> Exercise inputs
· · ·

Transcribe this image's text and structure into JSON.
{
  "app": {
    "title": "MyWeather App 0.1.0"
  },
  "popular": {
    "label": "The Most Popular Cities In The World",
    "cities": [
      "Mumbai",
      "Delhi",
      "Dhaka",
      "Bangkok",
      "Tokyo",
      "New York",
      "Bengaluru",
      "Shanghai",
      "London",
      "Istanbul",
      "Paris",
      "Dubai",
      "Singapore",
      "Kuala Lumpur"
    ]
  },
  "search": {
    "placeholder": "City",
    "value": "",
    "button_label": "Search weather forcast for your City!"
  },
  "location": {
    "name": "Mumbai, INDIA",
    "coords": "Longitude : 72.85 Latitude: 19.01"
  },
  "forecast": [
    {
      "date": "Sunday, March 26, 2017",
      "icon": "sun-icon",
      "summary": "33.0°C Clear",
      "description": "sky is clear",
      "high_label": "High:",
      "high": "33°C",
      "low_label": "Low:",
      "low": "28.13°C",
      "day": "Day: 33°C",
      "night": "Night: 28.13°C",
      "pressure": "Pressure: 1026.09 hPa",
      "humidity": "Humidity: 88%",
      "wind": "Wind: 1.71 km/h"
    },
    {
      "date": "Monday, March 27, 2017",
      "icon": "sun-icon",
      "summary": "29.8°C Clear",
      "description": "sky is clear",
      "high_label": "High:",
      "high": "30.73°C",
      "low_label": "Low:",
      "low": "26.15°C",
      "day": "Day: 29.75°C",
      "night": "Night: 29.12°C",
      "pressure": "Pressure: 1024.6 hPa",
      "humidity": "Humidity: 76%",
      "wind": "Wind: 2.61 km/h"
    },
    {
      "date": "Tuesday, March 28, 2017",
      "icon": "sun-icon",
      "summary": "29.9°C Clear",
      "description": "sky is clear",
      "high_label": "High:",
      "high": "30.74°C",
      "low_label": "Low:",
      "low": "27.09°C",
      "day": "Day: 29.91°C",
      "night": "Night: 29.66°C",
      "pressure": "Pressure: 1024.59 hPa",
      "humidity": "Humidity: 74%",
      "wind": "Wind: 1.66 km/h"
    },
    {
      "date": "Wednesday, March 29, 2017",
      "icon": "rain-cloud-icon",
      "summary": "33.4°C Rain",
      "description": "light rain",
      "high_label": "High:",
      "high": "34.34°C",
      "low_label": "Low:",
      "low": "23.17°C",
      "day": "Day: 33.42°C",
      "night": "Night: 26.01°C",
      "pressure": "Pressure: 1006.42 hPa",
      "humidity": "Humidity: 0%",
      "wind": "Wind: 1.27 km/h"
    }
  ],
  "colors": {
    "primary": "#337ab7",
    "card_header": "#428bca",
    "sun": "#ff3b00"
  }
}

· · ·

> Written task
Take the entries above and transcribe them in full.

> Worked answer
Transcribe this image's text and structure into JSON.
{
  "app": {
    "title": "MyWeather App 0.1.0"
  },
  "popular": {
    "label": "The Most Popular Cities In The World",
    "cities": [
      "Mumbai",
      "Delhi",
      "Dhaka",
      "Bangkok",
      "Tokyo",
      "New York",
      "Bengaluru",
      "Shanghai",
      "London",
      "Istanbul",
      "Paris",
      "Dubai",
      "Singapore",
      "Kuala Lumpur"
    ]
  },
  "search": {
    "placeholder": "City",
    "value": "",
    "button_label": "Search weather forcast for your City!"
  },
  "location": {
    "name": "Mumbai, INDIA",
    "coords": "Longitude : 72.85 Latitude: 19.01"
  },
  "forecast": [
    {
      "date": "Sunday, March 26, 2017",
      "icon": "sun-icon",
      "summary": "33.0°C Clear",
      "description": "sky is clear",
      "high_label": "High:",
      "high": "33°C",
      "low_label": "Low:",
      "low": "28.13°C",
      "day": "Day: 33°C",
      "night": "Night: 28.13°C",
      "pressure": "Pressure: 1026.09 hPa",
      "humidity": "Humidity: 88%",
      "wind": "Wind: 1.71 km/h"
    },
    {
      "date": "Monday, March 27, 2017",
      "icon": "sun-icon",
      "summary": "29.8°C Clear",
      "description": "sky is clear",
      "high_label": "High:",
      "high": "30.73°C",
      "low_label": "Low:",
      "low": "26.15°C",
      "day": "Day: 29.75°C",
      "night": "Night: 29.12°C",
      "pressure": "Pressure: 1024.6 hPa",
      "humidity": "Humidity: 76%",
      "wind": "Wind: 2.61 km/h"
    },
    {
      "date": "Tuesday, March 28, 2017",
      "icon": "sun-icon",
      "summary": "29.9°C Clear",
      "description": "sky is clear",
      "high_label": "High:",
      "high": "30.74°C",
      "low_label": "Low:",
      "low": "27.09°C",
      "day": "Day: 29.91°C",
      "night": "Night: 29.66°C",
      "pressure": "Pressure: 1024.59 hPa",
      "humidity": "Humidity: 74%",
      "wind": "Wind: 1.66 km/h"
    },
    {
      "date": "Wednesday, March 29, 2017",
      "icon": "rain-cloud-icon",
      "summary": "33.4°C Rain",
      "description": "light rain",
      "high_label": "High:",
      "high": "34.34°C",
      "low_label": "Low:",
      "low": "23.17°C",
      "day": "Day: 33.42°C",
      "night": "Night: 26.01°C",
      "pressure": "Pressure: 1006.42 hPa",
      "humidity": "Humidity: 0%",
      "wind": "Wind: 1.27 km/h"
    }
  ],
  "colors": {
    "primary": "#337ab7",
    "card_header": "#428bca",
    "sun": "#ff3b00"
  }
}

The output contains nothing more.